▸ **REQUIRED TASK**: Reproduce all of the listing below without alteration.

[Collection entries]

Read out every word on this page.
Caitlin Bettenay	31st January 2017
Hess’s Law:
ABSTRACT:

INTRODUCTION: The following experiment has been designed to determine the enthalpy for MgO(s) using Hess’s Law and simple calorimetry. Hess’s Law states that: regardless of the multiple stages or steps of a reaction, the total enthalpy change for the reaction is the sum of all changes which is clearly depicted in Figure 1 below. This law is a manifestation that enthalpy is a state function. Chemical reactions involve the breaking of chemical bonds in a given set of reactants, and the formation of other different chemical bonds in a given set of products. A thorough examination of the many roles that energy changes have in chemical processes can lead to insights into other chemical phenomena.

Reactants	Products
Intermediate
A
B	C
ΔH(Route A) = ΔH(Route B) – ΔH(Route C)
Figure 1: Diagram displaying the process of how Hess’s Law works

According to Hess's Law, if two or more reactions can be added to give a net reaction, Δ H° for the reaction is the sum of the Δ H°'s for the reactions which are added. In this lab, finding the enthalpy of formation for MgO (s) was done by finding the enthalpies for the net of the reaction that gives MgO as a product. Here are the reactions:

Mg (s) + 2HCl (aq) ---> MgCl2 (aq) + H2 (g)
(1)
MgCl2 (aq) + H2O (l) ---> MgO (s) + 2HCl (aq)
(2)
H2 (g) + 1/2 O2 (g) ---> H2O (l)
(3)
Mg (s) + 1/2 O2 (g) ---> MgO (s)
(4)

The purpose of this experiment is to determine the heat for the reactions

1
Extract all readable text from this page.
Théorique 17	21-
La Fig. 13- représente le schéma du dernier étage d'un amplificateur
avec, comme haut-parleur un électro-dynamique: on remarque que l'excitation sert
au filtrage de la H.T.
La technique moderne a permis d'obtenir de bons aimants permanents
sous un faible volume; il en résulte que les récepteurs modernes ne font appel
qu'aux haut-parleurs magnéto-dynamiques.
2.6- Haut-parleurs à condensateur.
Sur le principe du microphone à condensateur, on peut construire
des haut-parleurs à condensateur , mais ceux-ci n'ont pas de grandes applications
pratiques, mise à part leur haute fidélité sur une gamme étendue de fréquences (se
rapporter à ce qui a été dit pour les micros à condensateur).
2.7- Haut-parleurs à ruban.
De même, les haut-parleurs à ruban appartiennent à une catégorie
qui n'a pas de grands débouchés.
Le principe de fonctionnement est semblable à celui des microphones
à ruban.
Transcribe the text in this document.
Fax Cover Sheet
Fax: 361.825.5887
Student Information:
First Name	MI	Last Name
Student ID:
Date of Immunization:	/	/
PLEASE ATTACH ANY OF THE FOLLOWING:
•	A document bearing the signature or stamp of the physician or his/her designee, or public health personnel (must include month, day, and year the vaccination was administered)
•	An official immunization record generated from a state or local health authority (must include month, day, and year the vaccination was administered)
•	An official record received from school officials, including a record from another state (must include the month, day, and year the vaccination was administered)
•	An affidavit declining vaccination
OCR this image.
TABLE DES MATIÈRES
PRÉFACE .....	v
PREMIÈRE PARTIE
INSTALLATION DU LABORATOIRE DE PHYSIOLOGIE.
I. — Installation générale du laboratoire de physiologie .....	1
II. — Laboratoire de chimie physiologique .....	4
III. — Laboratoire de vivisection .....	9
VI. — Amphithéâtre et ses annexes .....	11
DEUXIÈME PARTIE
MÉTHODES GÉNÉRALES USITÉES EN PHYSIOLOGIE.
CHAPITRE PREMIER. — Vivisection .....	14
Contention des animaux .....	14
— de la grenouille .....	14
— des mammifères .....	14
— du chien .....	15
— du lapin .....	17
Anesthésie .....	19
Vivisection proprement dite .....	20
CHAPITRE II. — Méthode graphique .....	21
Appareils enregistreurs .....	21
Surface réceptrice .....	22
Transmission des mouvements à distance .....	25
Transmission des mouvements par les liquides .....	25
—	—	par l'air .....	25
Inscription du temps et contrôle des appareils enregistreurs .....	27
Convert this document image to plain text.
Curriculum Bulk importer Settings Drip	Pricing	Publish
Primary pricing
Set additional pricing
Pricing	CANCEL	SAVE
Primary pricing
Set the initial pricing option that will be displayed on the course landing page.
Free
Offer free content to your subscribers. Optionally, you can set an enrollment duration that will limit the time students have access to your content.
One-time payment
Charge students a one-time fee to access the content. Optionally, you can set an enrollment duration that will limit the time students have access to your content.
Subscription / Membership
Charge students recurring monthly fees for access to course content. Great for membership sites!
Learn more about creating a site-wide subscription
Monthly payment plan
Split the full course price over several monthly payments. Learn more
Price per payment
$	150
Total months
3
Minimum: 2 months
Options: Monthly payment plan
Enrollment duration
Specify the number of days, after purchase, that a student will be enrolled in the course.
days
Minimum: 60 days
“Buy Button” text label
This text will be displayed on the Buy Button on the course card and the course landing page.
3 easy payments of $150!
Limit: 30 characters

▸ **TASK SOLUTION**:
Read out every word on this page.
Caitlin Bettenay	31st January 2017
Hess’s Law:
ABSTRACT:

INTRODUCTION: The following experiment has been designed to determine the enthalpy for MgO(s) using Hess’s Law and simple calorimetry. Hess’s Law states that: regardless of the multiple stages or steps of a reaction, the total enthalpy change for the reaction is the sum of all changes which is clearly depicted in Figure 1 below. This law is a manifestation that enthalpy is a state function. Chemical reactions involve the breaking of chemical bonds in a given set of reactants, and the formation of other different chemical bonds in a given set of products. A thorough examination of the many roles that energy changes have in chemical processes can lead to insights into other chemical phenomena.

Reactants	Products
Intermediate
A
B	C
ΔH(Route A) = ΔH(Route B) – ΔH(Route C)
Figure 1: Diagram displaying the process of how Hess’s Law works

According to Hess's Law, if two or more reactions can be added to give a net reaction, Δ H° for the reaction is the sum of the Δ H°'s for the reactions which are added. In this lab, finding the enthalpy of formation for MgO (s) was done by finding the enthalpies for the net of the reaction that gives MgO as a product. Here are the reactions:

Mg (s) + 2HCl (aq) ---> MgCl2 (aq) + H2 (g)
(1)
MgCl2 (aq) + H2O (l) ---> MgO (s) + 2HCl (aq)
(2)
H2 (g) + 1/2 O2 (g) ---> H2O (l)
(3)
Mg (s) + 1/2 O2 (g) ---> MgO (s)
(4)

The purpose of this experiment is to determine the heat for the reactions

1
Extract all readable text from this page.
Théorique 17	21-
La Fig. 13- représente le schéma du dernier étage d'un amplificateur
avec, comme haut-parleur un électro-dynamique: on remarque que l'excitation sert
au filtrage de la H.T.
La technique moderne a permis d'obtenir de bons aimants permanents
sous un faible volume; il en résulte que les récepteurs modernes ne font appel
qu'aux haut-parleurs magnéto-dynamiques.
2.6- Haut-parleurs à condensateur.
Sur le principe du microphone à condensateur, on peut construire
des haut-parleurs à condensateur , mais ceux-ci n'ont pas de grandes applications
pratiques, mise à part leur haute fidélité sur une gamme étendue de fréquences (se
rapporter à ce qui a été dit pour les micros à condensateur).
2.7- Haut-parleurs à ruban.
De même, les haut-parleurs à ruban appartiennent à une catégorie
qui n'a pas de grands débouchés.
Le principe de fonctionnement est semblable à celui des microphones
à ruban.
Transcribe the text in this document.
Fax Cover Sheet
Fax: 361.825.5887
Student Information:
First Name	MI	Last Name
Student ID:
Date of Immunization:	/	/
PLEASE ATTACH ANY OF THE FOLLOWING:
•	A document bearing the signature or stamp of the physician or his/her designee, or public health personnel (must include month, day, and year the vaccination was administered)
•	An official immunization record generated from a state or local health authority (must include month, day, and year the vaccination was administered)
•	An official record received from school officials, including a record from another state (must include the month, day, and year the vaccination was administered)
•	An affidavit declining vaccination
OCR this image.
TABLE DES MATIÈRES
PRÉFACE .....	v
PREMIÈRE PARTIE
INSTALLATION DU LABORATOIRE DE PHYSIOLOGIE.
I. — Installation générale du laboratoire de physiologie .....	1
II. — Laboratoire de chimie physiologique .....	4
III. — Laboratoire de vivisection .....	9
VI. — Amphithéâtre et ses annexes .....	11
DEUXIÈME PARTIE
MÉTHODES GÉNÉRALES USITÉES EN PHYSIOLOGIE.
CHAPITRE PREMIER. — Vivisection .....	14
Contention des animaux .....	14
— de la grenouille .....	14
— des mammifères .....	14
— du chien .....	15
— du lapin .....	17
Anesthésie .....	19
Vivisection proprement dite .....	20
CHAPITRE II. — Méthode graphique .....	21
Appareils enregistreurs .....	21
Surface réceptrice .....	22
Transmission des mouvements à distance .....	25
Transmission des mouvements par les liquides .....	25
—	—	par l'air .....	25
Inscription du temps et contrôle des appareils enregistreurs .....	27
Convert this document image to plain text.
Curriculum Bulk importer Settings Drip	Pricing	Publish
Primary pricing
Set additional pricing
Pricing	CANCEL	SAVE
Primary pricing
Set the initial pricing option that will be displayed on the course landing page.
Free
Offer free content to your subscribers. Optionally, you can set an enrollment duration that will limit the time students have access to your content.
One-time payment
Charge students a one-time fee to access the content. Optionally, you can set an enrollment duration that will limit the time students have access to your content.
Subscription / Membership
Charge students recurring monthly fees for access to course content. Great for membership sites!
Learn more about creating a site-wide subscription
Monthly payment plan
Split the full course price over several monthly payments. Learn more
Price per payment
$	150
Total months
3
Minimum: 2 months
Options: Monthly payment plan
Enrollment duration
Specify the number of days, after purchase, that a student will be enrolled in the course.
days
Minimum: 60 days
“Buy Button” text label
This text will be displayed on the Buy Button on the course card and the course landing page.
3 easy payments of $150!
Limit: 30 characters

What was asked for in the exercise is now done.